■ SUPPLIED INFORMATION:
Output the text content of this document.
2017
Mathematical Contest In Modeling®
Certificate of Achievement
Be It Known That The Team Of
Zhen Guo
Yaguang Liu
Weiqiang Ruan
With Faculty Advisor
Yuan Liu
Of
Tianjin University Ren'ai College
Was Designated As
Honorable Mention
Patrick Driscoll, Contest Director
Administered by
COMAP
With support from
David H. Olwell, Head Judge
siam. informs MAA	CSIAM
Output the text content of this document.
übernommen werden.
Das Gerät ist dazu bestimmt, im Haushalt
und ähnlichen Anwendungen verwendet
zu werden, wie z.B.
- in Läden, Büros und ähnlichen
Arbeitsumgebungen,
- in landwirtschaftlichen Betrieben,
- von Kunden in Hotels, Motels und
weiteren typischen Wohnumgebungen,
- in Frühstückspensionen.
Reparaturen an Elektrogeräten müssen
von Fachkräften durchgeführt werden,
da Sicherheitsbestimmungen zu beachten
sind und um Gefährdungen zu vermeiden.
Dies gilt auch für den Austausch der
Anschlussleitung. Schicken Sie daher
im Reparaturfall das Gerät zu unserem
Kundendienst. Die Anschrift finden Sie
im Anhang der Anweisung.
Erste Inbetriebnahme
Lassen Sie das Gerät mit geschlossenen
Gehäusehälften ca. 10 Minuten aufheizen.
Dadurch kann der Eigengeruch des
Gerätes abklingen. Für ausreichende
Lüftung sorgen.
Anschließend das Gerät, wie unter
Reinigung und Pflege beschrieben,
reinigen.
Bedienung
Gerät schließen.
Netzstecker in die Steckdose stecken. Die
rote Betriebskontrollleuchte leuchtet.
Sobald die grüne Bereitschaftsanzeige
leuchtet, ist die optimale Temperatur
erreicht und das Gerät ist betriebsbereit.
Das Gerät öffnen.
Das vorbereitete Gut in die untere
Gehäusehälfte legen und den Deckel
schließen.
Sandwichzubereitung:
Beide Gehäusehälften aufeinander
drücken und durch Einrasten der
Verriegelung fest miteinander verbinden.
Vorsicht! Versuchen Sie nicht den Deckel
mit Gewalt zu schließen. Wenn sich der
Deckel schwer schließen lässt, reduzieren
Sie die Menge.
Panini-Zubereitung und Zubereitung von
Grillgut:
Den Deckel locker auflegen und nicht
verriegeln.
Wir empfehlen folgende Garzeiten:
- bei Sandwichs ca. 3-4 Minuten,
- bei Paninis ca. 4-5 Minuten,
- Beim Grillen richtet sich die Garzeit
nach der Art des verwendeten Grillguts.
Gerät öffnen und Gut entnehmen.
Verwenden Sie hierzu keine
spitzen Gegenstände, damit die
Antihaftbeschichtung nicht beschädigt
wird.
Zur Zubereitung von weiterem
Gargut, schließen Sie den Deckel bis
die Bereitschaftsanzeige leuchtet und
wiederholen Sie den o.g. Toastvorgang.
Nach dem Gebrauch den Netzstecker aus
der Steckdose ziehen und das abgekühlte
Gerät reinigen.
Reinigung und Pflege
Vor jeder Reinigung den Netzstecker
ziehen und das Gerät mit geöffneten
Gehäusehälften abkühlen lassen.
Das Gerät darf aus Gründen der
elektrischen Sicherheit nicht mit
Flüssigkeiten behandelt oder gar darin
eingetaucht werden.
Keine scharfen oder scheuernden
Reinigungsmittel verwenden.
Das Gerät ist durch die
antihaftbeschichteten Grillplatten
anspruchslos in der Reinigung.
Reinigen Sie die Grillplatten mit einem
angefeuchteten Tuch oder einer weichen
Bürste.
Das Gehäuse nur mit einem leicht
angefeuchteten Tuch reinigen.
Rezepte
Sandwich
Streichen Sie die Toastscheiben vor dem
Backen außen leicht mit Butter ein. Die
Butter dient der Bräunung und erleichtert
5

■ SET PROBLEM: Repeat every record exactly as written, please.

■ TASK SOLUTION:
Output the text content of this document.
2017
Mathematical Contest In Modeling®
Certificate of Achievement
Be It Known That The Team Of
Zhen Guo
Yaguang Liu
Weiqiang Ruan
With Faculty Advisor
Yuan Liu
Of
Tianjin University Ren'ai College
Was Designated As
Honorable Mention
Patrick Driscoll, Contest Director
Administered by
COMAP
With support from
David H. Olwell, Head Judge
siam. informs MAA	CSIAM
Output the text content of this document.
übernommen werden.
Das Gerät ist dazu bestimmt, im Haushalt
und ähnlichen Anwendungen verwendet
zu werden, wie z.B.
- in Läden, Büros und ähnlichen
Arbeitsumgebungen,
- in landwirtschaftlichen Betrieben,
- von Kunden in Hotels, Motels und
weiteren typischen Wohnumgebungen,
- in Frühstückspensionen.
Reparaturen an Elektrogeräten müssen
von Fachkräften durchgeführt werden,
da Sicherheitsbestimmungen zu beachten
sind und um Gefährdungen zu vermeiden.
Dies gilt auch für den Austausch der
Anschlussleitung. Schicken Sie daher
im Reparaturfall das Gerät zu unserem
Kundendienst. Die Anschrift finden Sie
im Anhang der Anweisung.
Erste Inbetriebnahme
Lassen Sie das Gerät mit geschlossenen
Gehäusehälften ca. 10 Minuten aufheizen.
Dadurch kann der Eigengeruch des
Gerätes abklingen. Für ausreichende
Lüftung sorgen.
Anschließend das Gerät, wie unter
Reinigung und Pflege beschrieben,
reinigen.
Bedienung
Gerät schließen.
Netzstecker in die Steckdose stecken. Die
rote Betriebskontrollleuchte leuchtet.
Sobald die grüne Bereitschaftsanzeige
leuchtet, ist die optimale Temperatur
erreicht und das Gerät ist betriebsbereit.
Das Gerät öffnen.
Das vorbereitete Gut in die untere
Gehäusehälfte legen und den Deckel
schließen.
Sandwichzubereitung:
Beide Gehäusehälften aufeinander
drücken und durch Einrasten der
Verriegelung fest miteinander verbinden.
Vorsicht! Versuchen Sie nicht den Deckel
mit Gewalt zu schließen. Wenn sich der
Deckel schwer schließen lässt, reduzieren
Sie die Menge.
Panini-Zubereitung und Zubereitung von
Grillgut:
Den Deckel locker auflegen und nicht
verriegeln.
Wir empfehlen folgende Garzeiten:
- bei Sandwichs ca. 3-4 Minuten,
- bei Paninis ca. 4-5 Minuten,
- Beim Grillen richtet sich die Garzeit
nach der Art des verwendeten Grillguts.
Gerät öffnen und Gut entnehmen.
Verwenden Sie hierzu keine
spitzen Gegenstände, damit die
Antihaftbeschichtung nicht beschädigt
wird.
Zur Zubereitung von weiterem
Gargut, schließen Sie den Deckel bis
die Bereitschaftsanzeige leuchtet und
wiederholen Sie den o.g. Toastvorgang.
Nach dem Gebrauch den Netzstecker aus
der Steckdose ziehen und das abgekühlte
Gerät reinigen.
Reinigung und Pflege
Vor jeder Reinigung den Netzstecker
ziehen und das Gerät mit geöffneten
Gehäusehälften abkühlen lassen.
Das Gerät darf aus Gründen der
elektrischen Sicherheit nicht mit
Flüssigkeiten behandelt oder gar darin
eingetaucht werden.
Keine scharfen oder scheuernden
Reinigungsmittel verwenden.
Das Gerät ist durch die
antihaftbeschichteten Grillplatten
anspruchslos in der Reinigung.
Reinigen Sie die Grillplatten mit einem
angefeuchteten Tuch oder einer weichen
Bürste.
Das Gehäuse nur mit einem leicht
angefeuchteten Tuch reinigen.
Rezepte
Sandwich
Streichen Sie die Toastscheiben vor dem
Backen außen leicht mit Butter ein. Die
Butter dient der Bräunung und erleichtert
5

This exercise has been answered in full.